━━━ Data shown
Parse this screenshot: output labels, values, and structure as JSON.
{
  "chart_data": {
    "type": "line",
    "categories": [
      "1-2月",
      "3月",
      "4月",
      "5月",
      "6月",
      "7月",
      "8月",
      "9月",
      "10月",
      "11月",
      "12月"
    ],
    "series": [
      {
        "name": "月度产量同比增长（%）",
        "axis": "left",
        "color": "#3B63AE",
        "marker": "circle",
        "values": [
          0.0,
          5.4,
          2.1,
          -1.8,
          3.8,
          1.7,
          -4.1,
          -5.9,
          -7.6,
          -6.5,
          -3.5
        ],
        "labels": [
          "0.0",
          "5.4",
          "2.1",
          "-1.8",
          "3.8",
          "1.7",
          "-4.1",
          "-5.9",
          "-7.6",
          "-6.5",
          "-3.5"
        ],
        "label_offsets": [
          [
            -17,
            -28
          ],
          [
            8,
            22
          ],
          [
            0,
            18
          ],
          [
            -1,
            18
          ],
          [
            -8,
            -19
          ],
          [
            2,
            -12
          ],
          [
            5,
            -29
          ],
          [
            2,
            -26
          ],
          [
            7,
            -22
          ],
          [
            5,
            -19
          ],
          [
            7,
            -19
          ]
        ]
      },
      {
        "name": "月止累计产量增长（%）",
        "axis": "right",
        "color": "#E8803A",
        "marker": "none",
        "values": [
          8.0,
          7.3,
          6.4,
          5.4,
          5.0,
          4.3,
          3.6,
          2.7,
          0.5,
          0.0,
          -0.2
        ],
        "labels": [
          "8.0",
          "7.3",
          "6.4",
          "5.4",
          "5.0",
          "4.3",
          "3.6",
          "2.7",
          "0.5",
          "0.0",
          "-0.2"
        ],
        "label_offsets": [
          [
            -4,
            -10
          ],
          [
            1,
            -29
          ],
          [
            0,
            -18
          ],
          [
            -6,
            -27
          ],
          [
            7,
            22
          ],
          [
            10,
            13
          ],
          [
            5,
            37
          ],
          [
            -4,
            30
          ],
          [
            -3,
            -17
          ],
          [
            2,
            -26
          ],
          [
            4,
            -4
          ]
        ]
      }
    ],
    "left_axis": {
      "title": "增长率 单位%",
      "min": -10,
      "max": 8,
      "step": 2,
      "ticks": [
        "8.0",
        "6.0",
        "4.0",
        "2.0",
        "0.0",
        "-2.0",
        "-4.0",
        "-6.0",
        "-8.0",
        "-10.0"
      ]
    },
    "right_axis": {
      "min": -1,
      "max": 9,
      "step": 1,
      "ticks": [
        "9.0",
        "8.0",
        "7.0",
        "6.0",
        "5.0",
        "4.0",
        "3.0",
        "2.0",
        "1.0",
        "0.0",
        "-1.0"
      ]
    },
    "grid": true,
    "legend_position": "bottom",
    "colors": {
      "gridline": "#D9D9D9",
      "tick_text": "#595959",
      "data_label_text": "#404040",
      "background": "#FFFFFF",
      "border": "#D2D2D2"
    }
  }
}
━━━━━━
Brief: Print out every record again, exactly and in full.

Correct answer:
Parse this screenshot: output labels, values, and structure as JSON.
{
  "chart_data": {
    "type": "line",
    "categories": [
      "1-2月",
      "3月",
      "4月",
      "5月",
      "6月",
      "7月",
      "8月",
      "9月",
      "10月",
      "11月",
      "12月"
    ],
    "series": [
      {
        "name": "月度产量同比增长（%）",
        "axis": "left",
        "color": "#3B63AE",
        "marker": "circle",
        "values": [
          0.0,
          5.4,
          2.1,
          -1.8,
          3.8,
          1.7,
          -4.1,
          -5.9,
          -7.6,
          -6.5,
          -3.5
        ],
        "labels": [
          "0.0",
          "5.4",
          "2.1",
          "-1.8",
          "3.8",
          "1.7",
          "-4.1",
          "-5.9",
          "-7.6",
          "-6.5",
          "-3.5"
        ],
        "label_offsets": [
          [
            -17,
            -28
          ],
          [
            8,
            22
          ],
          [
            0,
            18
          ],
          [
            -1,
            18
          ],
          [
            -8,
            -19
          ],
          [
            2,
            -12
          ],
          [
            5,
            -29
          ],
          [
            2,
            -26
          ],
          [
            7,
            -22
          ],
          [
            5,
            -19
          ],
          [
            7,
            -19
          ]
        ]
      },
      {
        "name": "月止累计产量增长（%）",
        "axis": "right",
        "color": "#E8803A",
        "marker": "none",
        "values": [
          8.0,
          7.3,
          6.4,
          5.4,
          5.0,
          4.3,
          3.6,
          2.7,
          0.5,
          0.0,
          -0.2
        ],
        "labels": [
          "8.0",
          "7.3",
          "6.4",
          "5.4",
          "5.0",
          "4.3",
          "3.6",
          "2.7",
          "0.5",
          "0.0",
          "-0.2"
        ],
        "label_offsets": [
          [
            -4,
            -10
          ],
          [
            1,
            -29
          ],
          [
            0,
            -18
          ],
          [
            -6,
            -27
          ],
          [
            7,
            22
          ],
          [
            10,
            13
          ],
          [
            5,
            37
          ],
          [
            -4,
            30
          ],
          [
            -3,
            -17
          ],
          [
            2,
            -26
          ],
          [
            4,
            -4
          ]
        ]
      }
    ],
    "left_axis": {
      "title": "增长率 单位%",
      "min": -10,
      "max": 8,
      "step": 2,
      "ticks": [
        "8.0",
        "6.0",
        "4.0",
        "2.0",
        "0.0",
        "-2.0",
        "-4.0",
        "-6.0",
        "-8.0",
        "-10.0"
      ]
    },
    "right_axis": {
      "min": -1,
      "max": 9,
      "step": 1,
      "ticks": [
        "9.0",
        "8.0",
        "7.0",
        "6.0",
        "5.0",
        "4.0",
        "3.0",
        "2.0",
        "1.0",
        "0.0",
        "-1.0"
      ]
    },
    "grid": true,
    "legend_position": "bottom",
    "colors": {
      "gridline": "#D9D9D9",
      "tick_text": "#595959",
      "data_label_text": "#404040",
      "background": "#FFFFFF",
      "border": "#D2D2D2"
    }
  }
}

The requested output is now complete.